Pull every "boîte" line out of the data below.

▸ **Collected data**
━━━━━━━━━━

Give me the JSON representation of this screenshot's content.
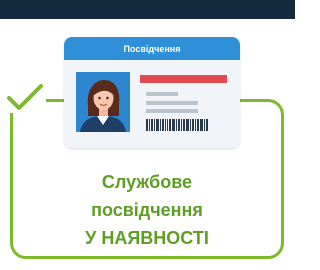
{
  "card": {
    "header_label": "Посвідчення"
  },
  "caption": {
    "line1": "Службове",
    "line2": "посвідчення",
    "line3": "У НАЯВНОСТІ"
  },
  "colors": {
    "accent_green": "#7cba2c",
    "caption_green": "#5f9e24",
    "card_header_blue": "#2f8fd7",
    "red_stripe": "#e24a4f",
    "top_bar": "#132a3f"
  },
  "icons": {
    "status": "checkmark-icon",
    "portrait": "person-avatar-icon",
    "barcode": "barcode-icon"
  }
}
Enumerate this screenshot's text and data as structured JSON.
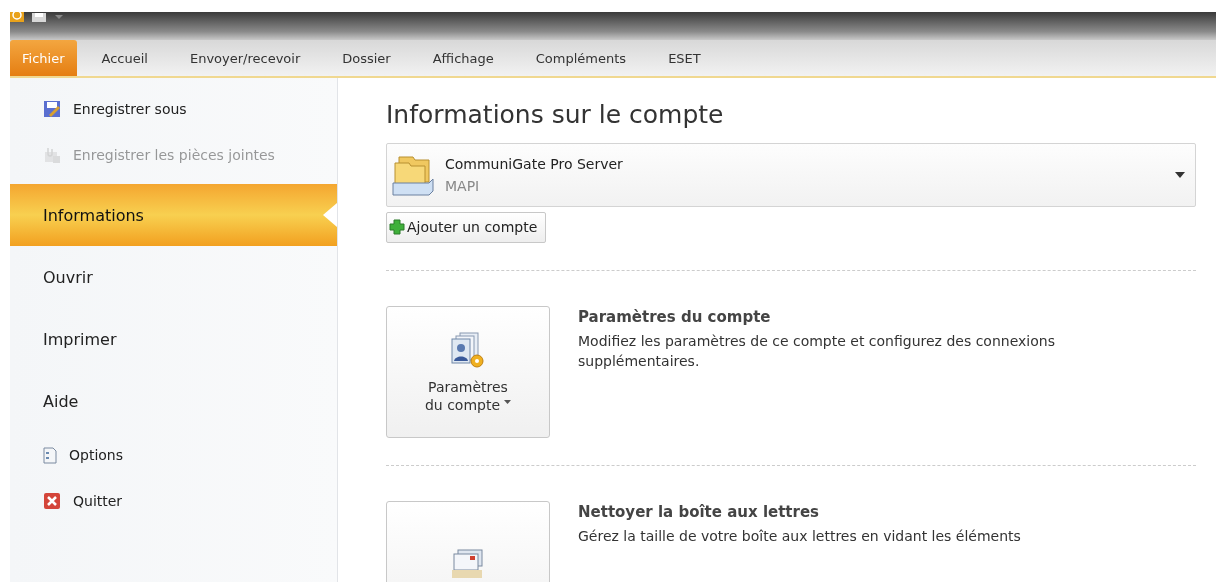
{
  "ribbon_tabs": [
    {
      "label": "Fichier",
      "selected": true
    },
    {
      "label": "Accueil",
      "selected": false
    },
    {
      "label": "Envoyer/recevoir",
      "selected": false
    },
    {
      "label": "Dossier",
      "selected": false
    },
    {
      "label": "Affichage",
      "selected": false
    },
    {
      "label": "Compléments",
      "selected": false
    },
    {
      "label": "ESET",
      "selected": false
    }
  ],
  "sidebar": {
    "items": [
      {
        "label": "Enregistrer sous",
        "kind": "command",
        "disabled": false
      },
      {
        "label": "Enregistrer les pièces jointes",
        "kind": "command",
        "disabled": true
      },
      {
        "label": "Informations",
        "kind": "page",
        "selected": true
      },
      {
        "label": "Ouvrir",
        "kind": "page",
        "selected": false
      },
      {
        "label": "Imprimer",
        "kind": "page",
        "selected": false
      },
      {
        "label": "Aide",
        "kind": "page",
        "selected": false
      },
      {
        "label": "Options",
        "kind": "command",
        "disabled": false
      },
      {
        "label": "Quitter",
        "kind": "command",
        "disabled": false
      }
    ]
  },
  "main": {
    "title": "Informations sur le compte",
    "account": {
      "name": "CommuniGate Pro Server",
      "type": "MAPI"
    },
    "add_account_button": "Ajouter un compte",
    "sections": [
      {
        "button_label": [
          "Paramètres",
          "du compte"
        ],
        "title": "Paramètres du compte",
        "description": "Modifiez les paramètres de ce compte et configurez des connexions supplémentaires."
      },
      {
        "title": "Nettoyer la boîte aux lettres",
        "description": "Gérez la taille de votre boîte aux lettres en vidant les éléments"
      }
    ]
  }
}
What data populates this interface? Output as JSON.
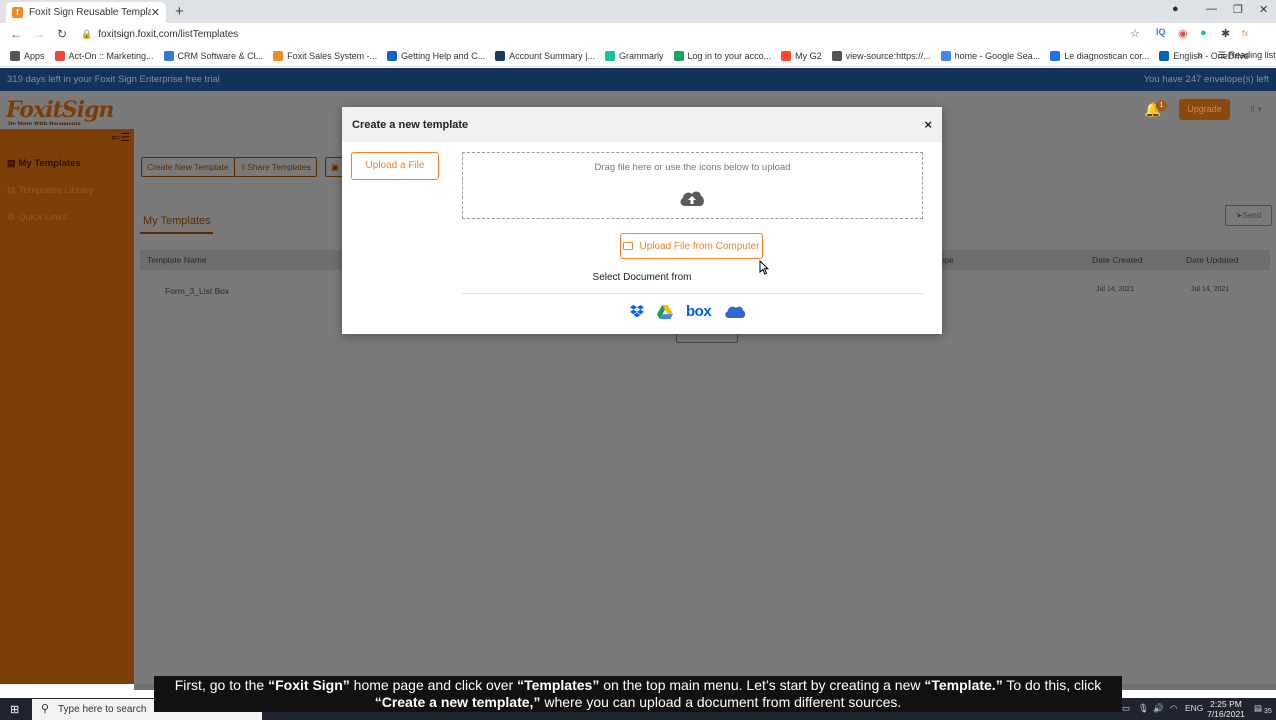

━━━━━━━━━━

▸ **Response below**
        "title": "Nettoyer la boîte aux lettres",
        "description": "Gérez la taille de votre boîte aux lettres en vidant les éléments"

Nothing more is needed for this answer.